● **Records contained in a dataset**:
########

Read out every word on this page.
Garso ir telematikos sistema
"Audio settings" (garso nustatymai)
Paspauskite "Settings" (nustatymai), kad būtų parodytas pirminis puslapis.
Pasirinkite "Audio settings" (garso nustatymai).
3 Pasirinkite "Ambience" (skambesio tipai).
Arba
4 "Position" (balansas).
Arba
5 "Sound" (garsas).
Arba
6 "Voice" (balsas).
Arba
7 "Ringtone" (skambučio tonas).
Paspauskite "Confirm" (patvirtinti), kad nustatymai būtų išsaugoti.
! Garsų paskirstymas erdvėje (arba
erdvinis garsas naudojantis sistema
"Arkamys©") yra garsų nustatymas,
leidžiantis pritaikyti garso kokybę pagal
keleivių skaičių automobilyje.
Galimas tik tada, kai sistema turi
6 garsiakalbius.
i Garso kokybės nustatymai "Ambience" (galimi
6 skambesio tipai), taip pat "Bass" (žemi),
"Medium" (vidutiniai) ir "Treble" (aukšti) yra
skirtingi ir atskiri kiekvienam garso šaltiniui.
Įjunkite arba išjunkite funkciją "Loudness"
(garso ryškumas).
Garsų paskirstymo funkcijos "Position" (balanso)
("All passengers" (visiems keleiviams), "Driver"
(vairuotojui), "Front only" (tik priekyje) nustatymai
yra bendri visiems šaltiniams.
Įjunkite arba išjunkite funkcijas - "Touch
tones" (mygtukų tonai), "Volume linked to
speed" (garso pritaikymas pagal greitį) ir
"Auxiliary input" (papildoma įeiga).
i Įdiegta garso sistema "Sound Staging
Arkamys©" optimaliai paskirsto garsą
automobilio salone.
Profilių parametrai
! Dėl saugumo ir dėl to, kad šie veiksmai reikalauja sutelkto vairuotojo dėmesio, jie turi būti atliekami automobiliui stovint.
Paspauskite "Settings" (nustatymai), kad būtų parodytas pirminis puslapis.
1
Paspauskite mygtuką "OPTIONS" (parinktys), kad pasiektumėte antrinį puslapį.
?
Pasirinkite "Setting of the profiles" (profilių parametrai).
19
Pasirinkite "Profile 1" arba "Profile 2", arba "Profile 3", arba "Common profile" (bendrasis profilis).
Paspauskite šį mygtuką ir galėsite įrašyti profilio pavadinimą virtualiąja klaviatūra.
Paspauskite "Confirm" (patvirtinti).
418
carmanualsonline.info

########

Transcribe all the entries, keeping each one exactly as it is.

● **TASK SOLUTION**:
Read out every word on this page.
Garso ir telematikos sistema
"Audio settings" (garso nustatymai)
Paspauskite "Settings" (nustatymai), kad būtų parodytas pirminis puslapis.
Pasirinkite "Audio settings" (garso nustatymai).
3 Pasirinkite "Ambience" (skambesio tipai).
Arba
4 "Position" (balansas).
Arba
5 "Sound" (garsas).
Arba
6 "Voice" (balsas).
Arba
7 "Ringtone" (skambučio tonas).
Paspauskite "Confirm" (patvirtinti), kad nustatymai būtų išsaugoti.
! Garsų paskirstymas erdvėje (arba
erdvinis garsas naudojantis sistema
"Arkamys©") yra garsų nustatymas,
leidžiantis pritaikyti garso kokybę pagal
keleivių skaičių automobilyje.
Galimas tik tada, kai sistema turi
6 garsiakalbius.
i Garso kokybės nustatymai "Ambience" (galimi
6 skambesio tipai), taip pat "Bass" (žemi),
"Medium" (vidutiniai) ir "Treble" (aukšti) yra
skirtingi ir atskiri kiekvienam garso šaltiniui.
Įjunkite arba išjunkite funkciją "Loudness"
(garso ryškumas).
Garsų paskirstymo funkcijos "Position" (balanso)
("All passengers" (visiems keleiviams), "Driver"
(vairuotojui), "Front only" (tik priekyje) nustatymai
yra bendri visiems šaltiniams.
Įjunkite arba išjunkite funkcijas - "Touch
tones" (mygtukų tonai), "Volume linked to
speed" (garso pritaikymas pagal greitį) ir
"Auxiliary input" (papildoma įeiga).
i Įdiegta garso sistema "Sound Staging
Arkamys©" optimaliai paskirsto garsą
automobilio salone.
Profilių parametrai
! Dėl saugumo ir dėl to, kad šie veiksmai reikalauja sutelkto vairuotojo dėmesio, jie turi būti atliekami automobiliui stovint.
Paspauskite "Settings" (nustatymai), kad būtų parodytas pirminis puslapis.
1
Paspauskite mygtuką "OPTIONS" (parinktys), kad pasiektumėte antrinį puslapį.
?
Pasirinkite "Setting of the profiles" (profilių parametrai).
19
Pasirinkite "Profile 1" arba "Profile 2", arba "Profile 3", arba "Common profile" (bendrasis profilis).
Paspauskite šį mygtuką ir galėsite įrašyti profilio pavadinimą virtualiąja klaviatūra.
Paspauskite "Confirm" (patvirtinti).
418
carmanualsonline.info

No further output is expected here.